**What is expected:**
Output every line of the data exactly as it appears.

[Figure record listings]
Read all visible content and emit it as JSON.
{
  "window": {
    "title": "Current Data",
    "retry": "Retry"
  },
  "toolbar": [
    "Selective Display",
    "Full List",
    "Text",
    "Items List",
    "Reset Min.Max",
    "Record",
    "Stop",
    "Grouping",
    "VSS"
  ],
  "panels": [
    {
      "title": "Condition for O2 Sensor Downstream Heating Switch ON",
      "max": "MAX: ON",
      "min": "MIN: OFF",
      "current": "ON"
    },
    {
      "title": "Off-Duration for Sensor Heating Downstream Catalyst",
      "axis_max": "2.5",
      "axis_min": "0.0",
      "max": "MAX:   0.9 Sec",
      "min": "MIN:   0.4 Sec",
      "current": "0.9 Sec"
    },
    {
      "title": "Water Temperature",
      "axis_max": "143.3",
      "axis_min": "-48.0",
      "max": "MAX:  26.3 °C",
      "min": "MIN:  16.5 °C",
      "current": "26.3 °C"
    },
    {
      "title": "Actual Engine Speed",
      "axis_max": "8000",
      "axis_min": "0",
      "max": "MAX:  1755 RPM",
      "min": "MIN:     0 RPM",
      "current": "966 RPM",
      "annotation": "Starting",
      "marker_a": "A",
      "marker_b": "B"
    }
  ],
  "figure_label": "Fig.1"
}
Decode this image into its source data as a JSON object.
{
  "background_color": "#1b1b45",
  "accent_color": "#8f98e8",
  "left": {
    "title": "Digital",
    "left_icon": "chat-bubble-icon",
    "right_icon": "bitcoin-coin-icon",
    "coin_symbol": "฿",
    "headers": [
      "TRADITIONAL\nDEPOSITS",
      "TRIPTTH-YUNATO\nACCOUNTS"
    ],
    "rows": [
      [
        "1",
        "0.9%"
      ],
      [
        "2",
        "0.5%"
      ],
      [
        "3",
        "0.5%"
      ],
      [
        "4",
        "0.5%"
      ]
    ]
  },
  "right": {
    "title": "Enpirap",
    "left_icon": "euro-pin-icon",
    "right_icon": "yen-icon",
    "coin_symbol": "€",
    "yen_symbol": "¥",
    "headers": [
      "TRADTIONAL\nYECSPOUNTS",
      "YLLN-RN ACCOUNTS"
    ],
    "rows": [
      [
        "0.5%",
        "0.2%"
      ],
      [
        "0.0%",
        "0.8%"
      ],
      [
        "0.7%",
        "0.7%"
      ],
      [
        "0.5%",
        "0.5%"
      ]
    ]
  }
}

**Expected output:**
Read all visible content and emit it as JSON.
{
  "window": {
    "title": "Current Data",
    "retry": "Retry"
  },
  "toolbar": [
    "Selective Display",
    "Full List",
    "Text",
    "Items List",
    "Reset Min.Max",
    "Record",
    "Stop",
    "Grouping",
    "VSS"
  ],
  "panels": [
    {
      "title": "Condition for O2 Sensor Downstream Heating Switch ON",
      "max": "MAX: ON",
      "min": "MIN: OFF",
      "current": "ON"
    },
    {
      "title": "Off-Duration for Sensor Heating Downstream Catalyst",
      "axis_max": "2.5",
      "axis_min": "0.0",
      "max": "MAX:   0.9 Sec",
      "min": "MIN:   0.4 Sec",
      "current": "0.9 Sec"
    },
    {
      "title": "Water Temperature",
      "axis_max": "143.3",
      "axis_min": "-48.0",
      "max": "MAX:  26.3 °C",
      "min": "MIN:  16.5 °C",
      "current": "26.3 °C"
    },
    {
      "title": "Actual Engine Speed",
      "axis_max": "8000",
      "axis_min": "0",
      "max": "MAX:  1755 RPM",
      "min": "MIN:     0 RPM",
      "current": "966 RPM",
      "annotation": "Starting",
      "marker_a": "A",
      "marker_b": "B"
    }
  ],
  "figure_label": "Fig.1"
}
Decode this image into its source data as a JSON object.
{
  "background_color": "#1b1b45",
  "accent_color": "#8f98e8",
  "left": {
    "title": "Digital",
    "left_icon": "chat-bubble-icon",
    "right_icon": "bitcoin-coin-icon",
    "coin_symbol": "฿",
    "headers": [
      "TRADITIONAL\nDEPOSITS",
      "TRIPTTH-YUNATO\nACCOUNTS"
    ],
    "rows": [
      [
        "1",
        "0.9%"
      ],
      [
        "2",
        "0.5%"
      ],
      [
        "3",
        "0.5%"
      ],
      [
        "4",
        "0.5%"
      ]
    ]
  },
  "right": {
    "title": "Enpirap",
    "left_icon": "euro-pin-icon",
    "right_icon": "yen-icon",
    "coin_symbol": "€",
    "yen_symbol": "¥",
    "headers": [
      "TRADTIONAL\nYECSPOUNTS",
      "YLLN-RN ACCOUNTS"
    ],
    "rows": [
      [
        "0.5%",
        "0.2%"
      ],
      [
        "0.0%",
        "0.8%"
      ],
      [
        "0.7%",
        "0.7%"
      ],
      [
        "0.5%",
        "0.5%"
      ]
    ]
  }
}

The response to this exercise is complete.